Record set:
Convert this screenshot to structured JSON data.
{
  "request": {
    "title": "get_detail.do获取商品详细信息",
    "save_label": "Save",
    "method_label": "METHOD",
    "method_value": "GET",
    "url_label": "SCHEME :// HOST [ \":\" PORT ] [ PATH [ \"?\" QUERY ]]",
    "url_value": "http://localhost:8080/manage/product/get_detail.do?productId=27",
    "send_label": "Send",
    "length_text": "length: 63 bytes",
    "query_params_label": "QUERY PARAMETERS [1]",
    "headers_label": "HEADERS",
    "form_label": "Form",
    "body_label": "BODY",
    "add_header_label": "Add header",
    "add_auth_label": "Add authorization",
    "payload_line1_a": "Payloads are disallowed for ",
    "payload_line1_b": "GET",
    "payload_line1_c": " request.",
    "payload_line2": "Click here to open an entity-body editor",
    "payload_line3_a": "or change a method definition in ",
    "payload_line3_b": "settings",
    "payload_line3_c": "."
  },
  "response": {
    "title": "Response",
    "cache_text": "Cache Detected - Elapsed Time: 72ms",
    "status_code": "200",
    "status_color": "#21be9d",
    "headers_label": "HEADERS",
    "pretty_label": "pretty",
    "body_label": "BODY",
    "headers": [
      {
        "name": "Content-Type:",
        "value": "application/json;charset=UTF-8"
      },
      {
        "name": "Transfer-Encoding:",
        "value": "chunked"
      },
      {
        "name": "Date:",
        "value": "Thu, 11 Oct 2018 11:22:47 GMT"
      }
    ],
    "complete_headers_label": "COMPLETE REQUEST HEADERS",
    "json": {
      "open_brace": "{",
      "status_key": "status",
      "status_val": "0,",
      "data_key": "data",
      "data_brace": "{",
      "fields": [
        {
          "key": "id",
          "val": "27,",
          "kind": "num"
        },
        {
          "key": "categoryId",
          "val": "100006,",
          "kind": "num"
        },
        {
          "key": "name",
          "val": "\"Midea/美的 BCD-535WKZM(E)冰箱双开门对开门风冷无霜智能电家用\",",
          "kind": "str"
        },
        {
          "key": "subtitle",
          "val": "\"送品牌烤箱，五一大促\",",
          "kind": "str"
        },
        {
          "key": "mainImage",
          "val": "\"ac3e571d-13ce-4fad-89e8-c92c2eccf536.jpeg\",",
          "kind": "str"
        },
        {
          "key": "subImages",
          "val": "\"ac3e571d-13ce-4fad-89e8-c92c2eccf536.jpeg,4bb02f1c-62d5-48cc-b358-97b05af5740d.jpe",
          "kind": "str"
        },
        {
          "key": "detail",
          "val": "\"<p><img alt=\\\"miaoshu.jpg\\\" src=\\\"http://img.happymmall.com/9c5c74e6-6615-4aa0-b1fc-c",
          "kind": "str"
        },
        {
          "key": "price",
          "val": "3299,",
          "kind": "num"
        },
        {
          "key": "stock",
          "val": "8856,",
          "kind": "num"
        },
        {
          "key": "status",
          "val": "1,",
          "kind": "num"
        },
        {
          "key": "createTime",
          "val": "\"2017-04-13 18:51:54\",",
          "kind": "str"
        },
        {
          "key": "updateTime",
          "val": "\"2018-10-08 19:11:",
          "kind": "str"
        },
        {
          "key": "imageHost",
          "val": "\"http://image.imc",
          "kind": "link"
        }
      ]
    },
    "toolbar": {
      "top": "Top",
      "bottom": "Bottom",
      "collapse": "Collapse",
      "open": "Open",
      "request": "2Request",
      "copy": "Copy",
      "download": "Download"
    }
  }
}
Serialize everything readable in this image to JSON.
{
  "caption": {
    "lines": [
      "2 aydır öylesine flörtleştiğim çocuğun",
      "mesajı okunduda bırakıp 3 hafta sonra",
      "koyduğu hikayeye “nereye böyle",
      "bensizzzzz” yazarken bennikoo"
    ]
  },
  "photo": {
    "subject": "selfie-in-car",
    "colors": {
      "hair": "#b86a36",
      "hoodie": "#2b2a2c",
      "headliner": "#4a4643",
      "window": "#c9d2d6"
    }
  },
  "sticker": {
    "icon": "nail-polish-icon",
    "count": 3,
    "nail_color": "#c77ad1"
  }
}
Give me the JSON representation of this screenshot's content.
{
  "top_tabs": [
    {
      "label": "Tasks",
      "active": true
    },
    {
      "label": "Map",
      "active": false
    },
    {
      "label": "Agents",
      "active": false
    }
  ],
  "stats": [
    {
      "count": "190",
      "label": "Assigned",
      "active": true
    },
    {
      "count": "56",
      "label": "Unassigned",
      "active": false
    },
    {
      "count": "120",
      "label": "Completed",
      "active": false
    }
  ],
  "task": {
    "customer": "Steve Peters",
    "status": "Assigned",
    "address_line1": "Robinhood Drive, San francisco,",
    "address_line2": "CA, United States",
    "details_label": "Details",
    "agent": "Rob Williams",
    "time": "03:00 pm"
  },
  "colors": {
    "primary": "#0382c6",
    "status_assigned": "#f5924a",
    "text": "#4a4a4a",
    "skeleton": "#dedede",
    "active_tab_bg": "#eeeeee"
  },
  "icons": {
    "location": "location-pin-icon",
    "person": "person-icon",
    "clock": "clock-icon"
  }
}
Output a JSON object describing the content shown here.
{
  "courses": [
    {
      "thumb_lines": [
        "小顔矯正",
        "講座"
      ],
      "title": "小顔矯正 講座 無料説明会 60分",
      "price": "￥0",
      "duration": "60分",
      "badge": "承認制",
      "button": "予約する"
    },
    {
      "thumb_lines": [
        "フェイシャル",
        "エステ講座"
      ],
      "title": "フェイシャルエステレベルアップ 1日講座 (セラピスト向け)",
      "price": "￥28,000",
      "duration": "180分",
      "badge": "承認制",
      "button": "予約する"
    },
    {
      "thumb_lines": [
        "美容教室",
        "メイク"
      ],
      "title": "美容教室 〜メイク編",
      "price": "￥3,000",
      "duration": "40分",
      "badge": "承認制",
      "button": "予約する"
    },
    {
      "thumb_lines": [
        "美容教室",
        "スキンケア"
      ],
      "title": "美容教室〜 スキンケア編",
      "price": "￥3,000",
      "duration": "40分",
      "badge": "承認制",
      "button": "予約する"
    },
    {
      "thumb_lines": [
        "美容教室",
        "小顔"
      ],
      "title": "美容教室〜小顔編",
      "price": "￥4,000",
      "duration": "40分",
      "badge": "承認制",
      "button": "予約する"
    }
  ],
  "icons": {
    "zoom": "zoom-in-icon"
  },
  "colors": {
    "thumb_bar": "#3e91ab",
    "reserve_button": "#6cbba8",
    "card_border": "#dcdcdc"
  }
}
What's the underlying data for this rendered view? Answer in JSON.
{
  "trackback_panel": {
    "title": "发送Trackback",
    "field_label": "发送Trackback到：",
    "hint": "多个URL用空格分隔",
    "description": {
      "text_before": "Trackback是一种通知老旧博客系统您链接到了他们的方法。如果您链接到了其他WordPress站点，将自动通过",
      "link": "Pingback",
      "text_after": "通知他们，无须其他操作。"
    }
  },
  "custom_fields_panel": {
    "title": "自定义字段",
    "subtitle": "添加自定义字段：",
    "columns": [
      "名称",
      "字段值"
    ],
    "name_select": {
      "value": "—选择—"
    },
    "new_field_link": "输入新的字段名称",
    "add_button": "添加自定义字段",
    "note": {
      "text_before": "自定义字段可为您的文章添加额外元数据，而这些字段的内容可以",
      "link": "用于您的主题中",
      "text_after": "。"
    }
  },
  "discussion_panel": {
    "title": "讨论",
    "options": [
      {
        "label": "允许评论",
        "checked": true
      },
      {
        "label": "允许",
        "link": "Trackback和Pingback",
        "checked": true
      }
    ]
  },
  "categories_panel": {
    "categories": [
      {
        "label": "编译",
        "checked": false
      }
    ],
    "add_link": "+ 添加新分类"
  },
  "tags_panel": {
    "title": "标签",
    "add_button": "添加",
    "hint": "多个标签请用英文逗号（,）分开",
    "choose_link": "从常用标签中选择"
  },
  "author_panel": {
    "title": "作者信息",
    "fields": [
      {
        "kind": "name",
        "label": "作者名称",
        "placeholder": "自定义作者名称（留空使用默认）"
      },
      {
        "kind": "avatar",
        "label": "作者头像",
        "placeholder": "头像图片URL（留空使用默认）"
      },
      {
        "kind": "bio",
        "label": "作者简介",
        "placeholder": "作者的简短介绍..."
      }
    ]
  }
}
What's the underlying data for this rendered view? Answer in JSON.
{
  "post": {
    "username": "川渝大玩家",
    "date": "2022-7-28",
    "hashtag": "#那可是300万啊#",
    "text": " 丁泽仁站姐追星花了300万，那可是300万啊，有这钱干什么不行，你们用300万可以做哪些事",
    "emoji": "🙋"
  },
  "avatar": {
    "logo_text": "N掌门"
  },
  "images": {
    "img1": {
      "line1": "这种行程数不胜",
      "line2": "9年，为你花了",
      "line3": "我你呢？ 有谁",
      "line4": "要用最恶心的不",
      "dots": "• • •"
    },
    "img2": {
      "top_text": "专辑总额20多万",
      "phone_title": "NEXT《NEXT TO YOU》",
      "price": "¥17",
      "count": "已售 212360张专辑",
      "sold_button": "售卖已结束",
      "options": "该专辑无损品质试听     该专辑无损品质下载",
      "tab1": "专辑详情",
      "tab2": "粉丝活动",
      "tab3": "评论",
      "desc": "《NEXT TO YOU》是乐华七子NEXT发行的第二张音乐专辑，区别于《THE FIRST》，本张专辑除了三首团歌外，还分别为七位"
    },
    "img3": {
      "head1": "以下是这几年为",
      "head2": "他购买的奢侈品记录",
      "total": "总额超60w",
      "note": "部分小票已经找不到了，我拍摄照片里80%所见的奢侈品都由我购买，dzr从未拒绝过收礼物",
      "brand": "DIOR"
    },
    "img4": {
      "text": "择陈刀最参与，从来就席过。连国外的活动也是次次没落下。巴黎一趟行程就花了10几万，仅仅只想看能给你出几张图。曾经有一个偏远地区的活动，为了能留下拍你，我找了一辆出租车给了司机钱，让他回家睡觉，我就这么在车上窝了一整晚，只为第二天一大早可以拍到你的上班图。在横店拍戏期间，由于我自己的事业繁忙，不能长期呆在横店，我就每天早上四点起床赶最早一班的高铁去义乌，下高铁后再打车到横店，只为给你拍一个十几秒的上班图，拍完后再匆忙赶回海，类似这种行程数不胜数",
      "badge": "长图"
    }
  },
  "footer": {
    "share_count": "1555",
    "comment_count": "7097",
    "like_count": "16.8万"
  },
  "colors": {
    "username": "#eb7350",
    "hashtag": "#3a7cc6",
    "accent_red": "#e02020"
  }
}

Set task:
Scan the material above. Copy each line that holds the word "留空使用默认".

Response:
        "placeholder": "自定义作者名称（留空使用默认）"
        "placeholder": "头像图片URL（留空使用默认）"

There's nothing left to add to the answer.